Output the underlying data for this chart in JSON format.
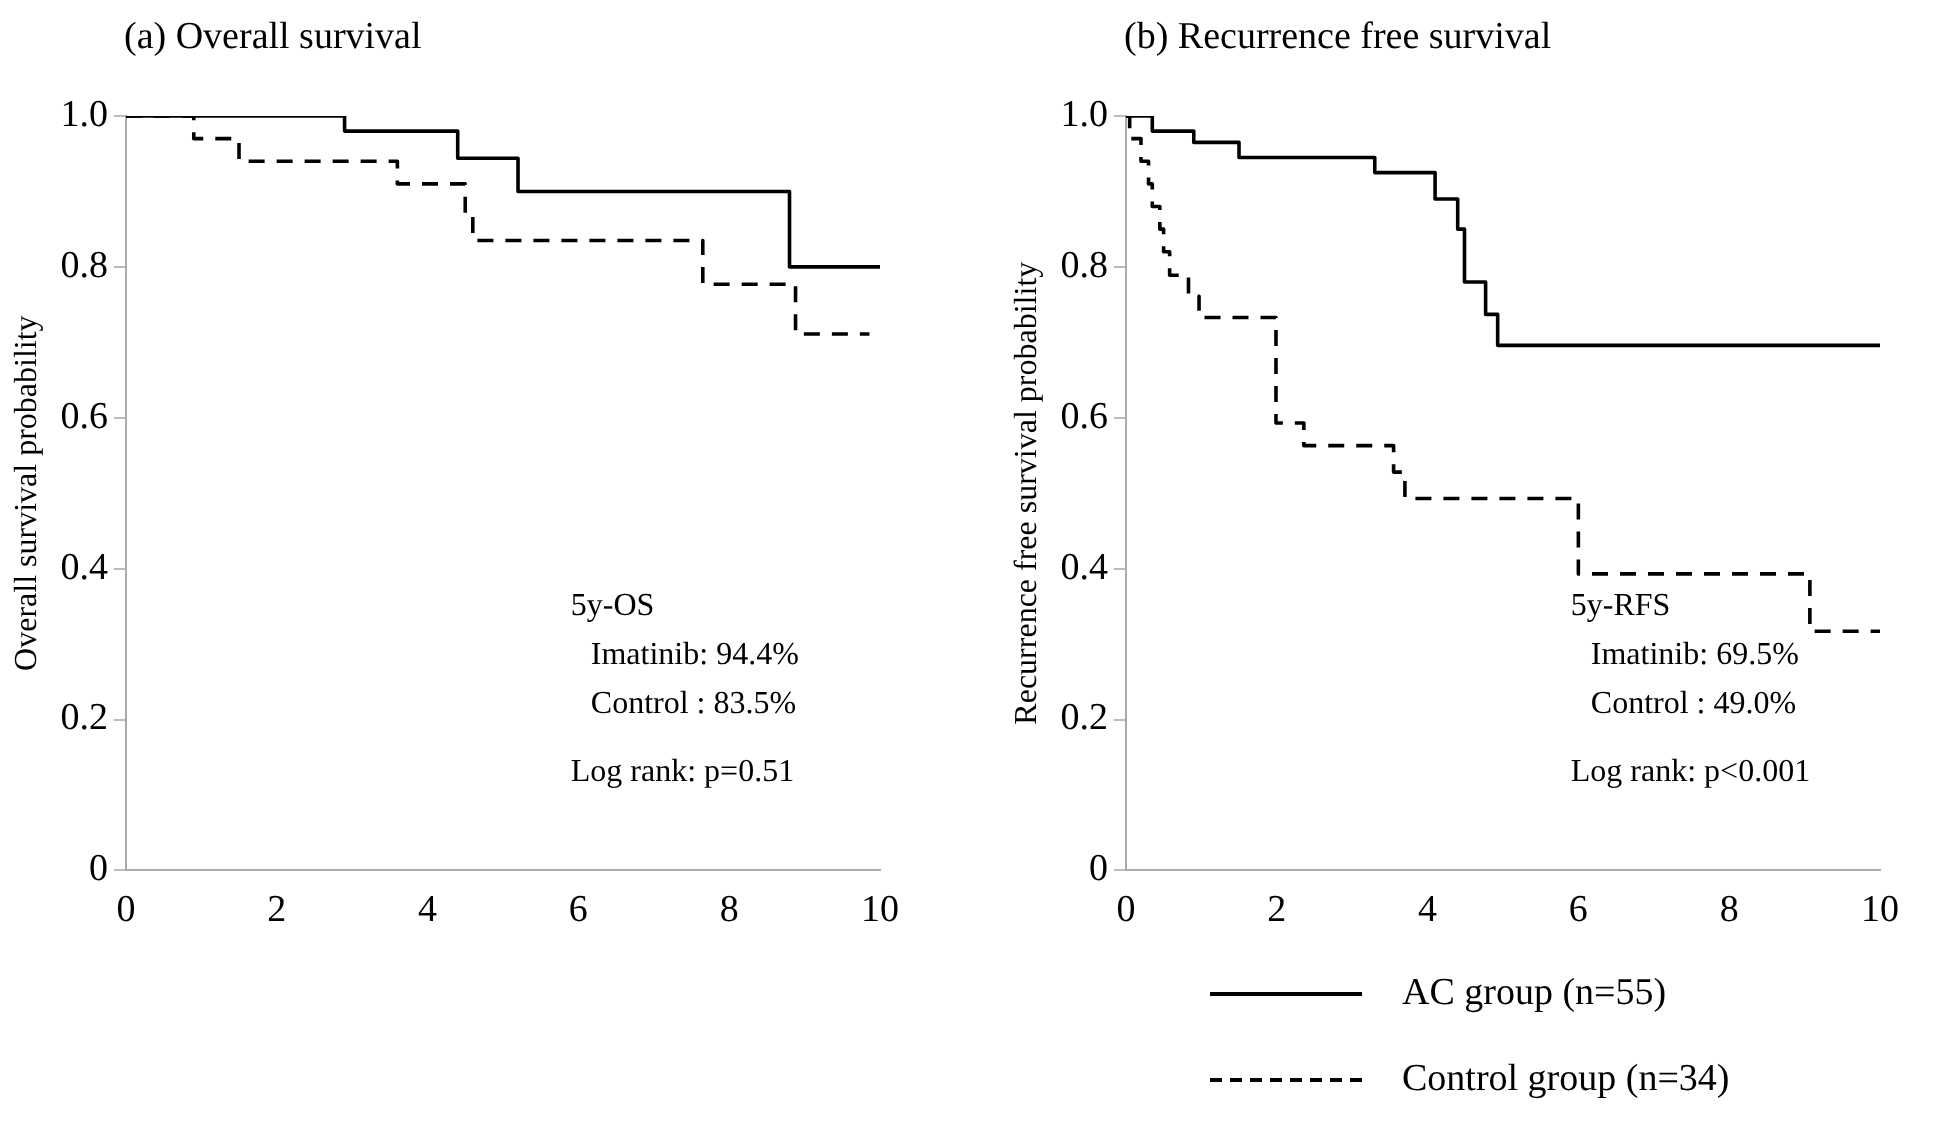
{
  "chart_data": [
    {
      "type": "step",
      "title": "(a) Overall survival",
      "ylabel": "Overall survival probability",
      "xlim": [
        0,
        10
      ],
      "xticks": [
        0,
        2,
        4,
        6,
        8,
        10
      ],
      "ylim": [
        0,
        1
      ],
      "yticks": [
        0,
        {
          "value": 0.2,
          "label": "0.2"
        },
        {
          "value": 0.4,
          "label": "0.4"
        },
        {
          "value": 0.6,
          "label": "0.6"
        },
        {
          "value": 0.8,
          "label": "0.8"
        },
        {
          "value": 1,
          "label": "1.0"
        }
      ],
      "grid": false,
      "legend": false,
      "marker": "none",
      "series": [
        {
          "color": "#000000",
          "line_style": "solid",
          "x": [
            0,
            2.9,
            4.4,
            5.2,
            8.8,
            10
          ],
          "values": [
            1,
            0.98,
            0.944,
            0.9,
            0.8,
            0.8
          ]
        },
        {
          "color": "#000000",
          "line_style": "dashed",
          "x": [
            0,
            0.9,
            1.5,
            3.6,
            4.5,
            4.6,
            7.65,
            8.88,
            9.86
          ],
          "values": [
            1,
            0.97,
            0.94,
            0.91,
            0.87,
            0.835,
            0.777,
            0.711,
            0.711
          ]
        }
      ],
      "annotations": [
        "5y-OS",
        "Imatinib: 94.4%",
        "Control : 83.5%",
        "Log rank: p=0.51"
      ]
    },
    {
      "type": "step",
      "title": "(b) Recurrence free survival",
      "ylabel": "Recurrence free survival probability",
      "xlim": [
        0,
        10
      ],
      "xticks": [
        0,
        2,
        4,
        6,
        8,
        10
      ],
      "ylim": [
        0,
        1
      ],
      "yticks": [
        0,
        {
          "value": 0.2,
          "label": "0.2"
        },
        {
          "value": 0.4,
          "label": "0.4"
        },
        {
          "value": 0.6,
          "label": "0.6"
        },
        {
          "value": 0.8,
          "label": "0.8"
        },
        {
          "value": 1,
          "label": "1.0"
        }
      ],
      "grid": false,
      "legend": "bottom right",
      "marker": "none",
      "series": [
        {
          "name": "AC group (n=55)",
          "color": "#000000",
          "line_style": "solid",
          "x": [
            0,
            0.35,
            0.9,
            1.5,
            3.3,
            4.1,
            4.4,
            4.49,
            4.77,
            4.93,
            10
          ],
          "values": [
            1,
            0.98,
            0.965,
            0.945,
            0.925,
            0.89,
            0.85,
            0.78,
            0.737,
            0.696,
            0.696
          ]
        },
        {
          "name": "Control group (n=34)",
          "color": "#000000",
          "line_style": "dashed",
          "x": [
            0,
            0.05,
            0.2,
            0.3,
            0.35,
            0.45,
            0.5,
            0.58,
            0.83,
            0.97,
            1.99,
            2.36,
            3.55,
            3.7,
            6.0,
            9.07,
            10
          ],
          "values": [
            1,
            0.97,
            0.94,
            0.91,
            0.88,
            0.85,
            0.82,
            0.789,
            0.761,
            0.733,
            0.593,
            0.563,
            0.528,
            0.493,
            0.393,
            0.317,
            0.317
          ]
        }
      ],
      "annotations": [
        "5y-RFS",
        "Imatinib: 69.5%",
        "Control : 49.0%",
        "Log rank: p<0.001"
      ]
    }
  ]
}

§

- **Short exercise**
Copy each line above containing the string "group".

- **Task solution**
          "name": "AC group (n=55)",
          "name": "Control group (n=34)",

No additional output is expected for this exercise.